> [Stated goal] Your task is to filter the data below down to the lines holding "reduced".

(Records from a data collection)
>>>

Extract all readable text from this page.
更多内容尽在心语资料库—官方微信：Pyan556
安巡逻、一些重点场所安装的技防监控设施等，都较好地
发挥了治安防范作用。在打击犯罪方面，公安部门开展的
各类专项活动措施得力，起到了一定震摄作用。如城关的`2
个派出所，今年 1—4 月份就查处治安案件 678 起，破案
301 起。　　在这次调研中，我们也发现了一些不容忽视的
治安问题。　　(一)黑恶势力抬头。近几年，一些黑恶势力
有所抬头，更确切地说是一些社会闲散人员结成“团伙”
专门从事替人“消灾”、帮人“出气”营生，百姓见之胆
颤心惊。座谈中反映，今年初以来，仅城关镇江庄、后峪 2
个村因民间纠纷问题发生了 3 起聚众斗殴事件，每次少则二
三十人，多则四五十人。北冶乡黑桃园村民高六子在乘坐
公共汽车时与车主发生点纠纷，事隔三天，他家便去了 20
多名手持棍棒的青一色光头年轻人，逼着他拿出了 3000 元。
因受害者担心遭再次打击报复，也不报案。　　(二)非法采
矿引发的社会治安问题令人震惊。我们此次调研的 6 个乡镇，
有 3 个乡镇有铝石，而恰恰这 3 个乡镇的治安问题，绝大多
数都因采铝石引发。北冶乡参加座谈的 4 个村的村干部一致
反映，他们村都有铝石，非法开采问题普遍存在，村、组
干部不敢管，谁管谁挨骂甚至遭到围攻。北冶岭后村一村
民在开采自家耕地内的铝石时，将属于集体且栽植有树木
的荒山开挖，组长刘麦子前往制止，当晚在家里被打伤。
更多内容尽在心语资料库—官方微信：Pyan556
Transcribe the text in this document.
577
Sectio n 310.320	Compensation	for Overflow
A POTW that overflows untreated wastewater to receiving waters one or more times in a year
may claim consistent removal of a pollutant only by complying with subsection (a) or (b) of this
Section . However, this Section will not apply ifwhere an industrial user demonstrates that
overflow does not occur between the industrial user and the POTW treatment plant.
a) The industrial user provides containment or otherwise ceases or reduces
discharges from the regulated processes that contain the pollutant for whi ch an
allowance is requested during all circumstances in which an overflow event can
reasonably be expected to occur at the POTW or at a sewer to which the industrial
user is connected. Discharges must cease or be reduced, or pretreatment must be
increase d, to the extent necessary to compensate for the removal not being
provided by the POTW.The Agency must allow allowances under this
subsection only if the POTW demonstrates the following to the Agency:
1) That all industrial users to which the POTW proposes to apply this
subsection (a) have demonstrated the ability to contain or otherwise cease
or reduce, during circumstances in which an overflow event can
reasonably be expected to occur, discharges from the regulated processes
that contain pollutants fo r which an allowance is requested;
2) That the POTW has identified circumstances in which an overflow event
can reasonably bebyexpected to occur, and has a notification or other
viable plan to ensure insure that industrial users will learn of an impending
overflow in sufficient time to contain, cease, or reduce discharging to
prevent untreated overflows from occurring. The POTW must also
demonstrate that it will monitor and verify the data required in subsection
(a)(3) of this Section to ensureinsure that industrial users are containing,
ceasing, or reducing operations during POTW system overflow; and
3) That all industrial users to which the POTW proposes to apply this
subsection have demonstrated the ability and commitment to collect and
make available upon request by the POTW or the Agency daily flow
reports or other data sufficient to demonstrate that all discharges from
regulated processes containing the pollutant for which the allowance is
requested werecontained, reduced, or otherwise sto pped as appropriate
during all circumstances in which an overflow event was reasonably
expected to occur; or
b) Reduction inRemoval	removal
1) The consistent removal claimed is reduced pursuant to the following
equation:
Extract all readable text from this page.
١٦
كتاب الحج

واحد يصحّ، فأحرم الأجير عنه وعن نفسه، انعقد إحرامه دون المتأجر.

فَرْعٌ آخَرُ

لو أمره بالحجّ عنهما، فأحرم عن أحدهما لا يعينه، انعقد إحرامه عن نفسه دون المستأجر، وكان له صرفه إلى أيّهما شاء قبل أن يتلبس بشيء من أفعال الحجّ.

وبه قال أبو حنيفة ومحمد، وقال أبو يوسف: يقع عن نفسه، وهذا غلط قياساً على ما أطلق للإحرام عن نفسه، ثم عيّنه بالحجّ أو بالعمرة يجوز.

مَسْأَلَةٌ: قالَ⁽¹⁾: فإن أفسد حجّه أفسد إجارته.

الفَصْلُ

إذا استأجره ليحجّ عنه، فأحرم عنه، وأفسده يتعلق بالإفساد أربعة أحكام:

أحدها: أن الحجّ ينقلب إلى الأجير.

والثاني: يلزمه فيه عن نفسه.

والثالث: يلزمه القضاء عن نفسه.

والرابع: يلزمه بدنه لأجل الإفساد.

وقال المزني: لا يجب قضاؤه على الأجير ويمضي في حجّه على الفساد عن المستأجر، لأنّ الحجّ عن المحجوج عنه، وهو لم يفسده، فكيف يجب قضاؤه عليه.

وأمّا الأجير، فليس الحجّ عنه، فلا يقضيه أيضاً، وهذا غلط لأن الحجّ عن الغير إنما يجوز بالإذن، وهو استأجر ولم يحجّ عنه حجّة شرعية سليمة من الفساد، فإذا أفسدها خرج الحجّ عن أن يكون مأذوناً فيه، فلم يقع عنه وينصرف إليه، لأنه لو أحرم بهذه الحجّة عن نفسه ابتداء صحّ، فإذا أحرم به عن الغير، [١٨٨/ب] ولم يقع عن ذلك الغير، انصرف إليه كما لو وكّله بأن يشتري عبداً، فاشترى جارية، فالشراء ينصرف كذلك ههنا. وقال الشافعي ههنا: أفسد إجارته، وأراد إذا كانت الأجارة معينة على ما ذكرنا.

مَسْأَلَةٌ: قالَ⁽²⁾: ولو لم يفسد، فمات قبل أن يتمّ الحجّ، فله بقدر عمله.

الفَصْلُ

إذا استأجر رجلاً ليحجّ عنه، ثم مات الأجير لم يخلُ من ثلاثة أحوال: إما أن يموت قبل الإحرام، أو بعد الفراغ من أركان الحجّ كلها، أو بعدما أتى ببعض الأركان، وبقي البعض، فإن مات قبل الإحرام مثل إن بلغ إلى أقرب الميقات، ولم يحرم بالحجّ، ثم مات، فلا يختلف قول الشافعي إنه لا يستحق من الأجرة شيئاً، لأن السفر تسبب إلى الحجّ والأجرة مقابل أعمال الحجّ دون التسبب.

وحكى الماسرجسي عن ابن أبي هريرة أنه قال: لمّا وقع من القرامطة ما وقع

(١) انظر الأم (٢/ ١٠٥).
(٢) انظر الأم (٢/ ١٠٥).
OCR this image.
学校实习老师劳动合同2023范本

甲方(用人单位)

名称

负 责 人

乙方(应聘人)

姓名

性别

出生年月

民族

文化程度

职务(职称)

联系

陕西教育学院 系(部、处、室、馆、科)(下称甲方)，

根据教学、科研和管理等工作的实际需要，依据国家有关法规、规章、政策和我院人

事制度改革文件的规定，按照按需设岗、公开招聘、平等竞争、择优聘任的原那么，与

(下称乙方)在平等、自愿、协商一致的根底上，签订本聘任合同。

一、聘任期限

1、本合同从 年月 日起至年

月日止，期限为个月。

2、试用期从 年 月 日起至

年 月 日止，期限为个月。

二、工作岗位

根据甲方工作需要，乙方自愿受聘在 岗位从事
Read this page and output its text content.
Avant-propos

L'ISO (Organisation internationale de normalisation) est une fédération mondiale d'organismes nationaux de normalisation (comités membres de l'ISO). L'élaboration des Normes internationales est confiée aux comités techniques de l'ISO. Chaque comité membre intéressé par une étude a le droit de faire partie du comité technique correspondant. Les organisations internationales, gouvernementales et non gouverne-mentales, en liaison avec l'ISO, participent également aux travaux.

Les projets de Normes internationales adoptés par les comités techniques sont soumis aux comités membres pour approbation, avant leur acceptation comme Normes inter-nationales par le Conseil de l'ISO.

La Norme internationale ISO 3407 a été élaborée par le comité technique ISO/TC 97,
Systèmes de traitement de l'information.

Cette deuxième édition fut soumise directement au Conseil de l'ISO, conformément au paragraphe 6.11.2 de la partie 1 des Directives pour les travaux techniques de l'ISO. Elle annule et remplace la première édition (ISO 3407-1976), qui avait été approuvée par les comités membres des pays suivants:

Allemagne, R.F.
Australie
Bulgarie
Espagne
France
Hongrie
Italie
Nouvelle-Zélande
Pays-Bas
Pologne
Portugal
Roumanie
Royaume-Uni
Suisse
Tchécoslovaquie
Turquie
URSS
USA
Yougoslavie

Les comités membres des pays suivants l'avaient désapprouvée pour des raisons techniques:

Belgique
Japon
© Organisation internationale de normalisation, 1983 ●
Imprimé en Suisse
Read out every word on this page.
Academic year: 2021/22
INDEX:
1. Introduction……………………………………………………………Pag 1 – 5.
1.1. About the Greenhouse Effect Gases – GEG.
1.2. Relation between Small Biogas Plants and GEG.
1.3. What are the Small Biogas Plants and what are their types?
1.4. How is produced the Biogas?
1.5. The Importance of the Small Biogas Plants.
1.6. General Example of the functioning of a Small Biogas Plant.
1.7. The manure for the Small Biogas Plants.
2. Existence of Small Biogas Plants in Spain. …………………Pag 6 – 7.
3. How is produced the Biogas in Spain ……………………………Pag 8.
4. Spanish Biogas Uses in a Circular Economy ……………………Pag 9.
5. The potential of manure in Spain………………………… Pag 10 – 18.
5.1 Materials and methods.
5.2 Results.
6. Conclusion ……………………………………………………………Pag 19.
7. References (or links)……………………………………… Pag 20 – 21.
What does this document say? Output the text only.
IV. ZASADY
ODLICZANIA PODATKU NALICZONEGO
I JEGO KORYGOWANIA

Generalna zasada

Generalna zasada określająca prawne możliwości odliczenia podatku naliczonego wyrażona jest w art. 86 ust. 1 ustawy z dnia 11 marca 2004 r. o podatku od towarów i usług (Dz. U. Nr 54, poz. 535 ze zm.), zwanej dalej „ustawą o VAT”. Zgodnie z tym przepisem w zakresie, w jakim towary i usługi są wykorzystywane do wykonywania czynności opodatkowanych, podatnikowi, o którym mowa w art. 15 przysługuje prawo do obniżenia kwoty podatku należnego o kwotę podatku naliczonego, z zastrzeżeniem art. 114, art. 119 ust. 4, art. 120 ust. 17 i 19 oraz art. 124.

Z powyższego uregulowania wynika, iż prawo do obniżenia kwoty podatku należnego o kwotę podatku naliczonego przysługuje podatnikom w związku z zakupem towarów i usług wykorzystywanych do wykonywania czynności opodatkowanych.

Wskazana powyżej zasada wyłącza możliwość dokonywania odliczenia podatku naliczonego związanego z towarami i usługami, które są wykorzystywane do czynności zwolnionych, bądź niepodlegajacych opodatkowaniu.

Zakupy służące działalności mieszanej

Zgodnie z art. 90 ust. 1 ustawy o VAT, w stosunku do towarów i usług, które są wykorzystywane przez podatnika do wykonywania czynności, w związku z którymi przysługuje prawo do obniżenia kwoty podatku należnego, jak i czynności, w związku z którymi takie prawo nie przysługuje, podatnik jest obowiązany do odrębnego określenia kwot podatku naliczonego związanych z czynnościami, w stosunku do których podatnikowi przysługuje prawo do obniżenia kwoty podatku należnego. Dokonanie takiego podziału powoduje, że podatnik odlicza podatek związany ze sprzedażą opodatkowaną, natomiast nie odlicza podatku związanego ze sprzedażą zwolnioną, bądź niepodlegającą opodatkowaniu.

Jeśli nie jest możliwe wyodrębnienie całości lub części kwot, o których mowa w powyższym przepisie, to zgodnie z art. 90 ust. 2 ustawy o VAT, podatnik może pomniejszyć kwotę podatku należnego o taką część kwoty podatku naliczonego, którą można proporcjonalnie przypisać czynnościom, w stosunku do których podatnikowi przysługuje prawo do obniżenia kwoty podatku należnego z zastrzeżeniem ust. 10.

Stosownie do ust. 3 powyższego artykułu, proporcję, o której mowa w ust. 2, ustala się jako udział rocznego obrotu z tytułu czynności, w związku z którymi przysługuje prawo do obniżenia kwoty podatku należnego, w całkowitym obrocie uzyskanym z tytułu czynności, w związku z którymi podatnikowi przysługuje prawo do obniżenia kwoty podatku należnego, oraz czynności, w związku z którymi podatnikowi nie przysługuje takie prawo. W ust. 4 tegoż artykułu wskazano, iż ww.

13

<<<

> [Response to the task]
user is connected. Discharges must cease or be reduced, or pretreatment must be
requested werecontained, reduced, or otherwise sto pped as appropriate
1) The consistent removal claimed is reduced pursuant to the following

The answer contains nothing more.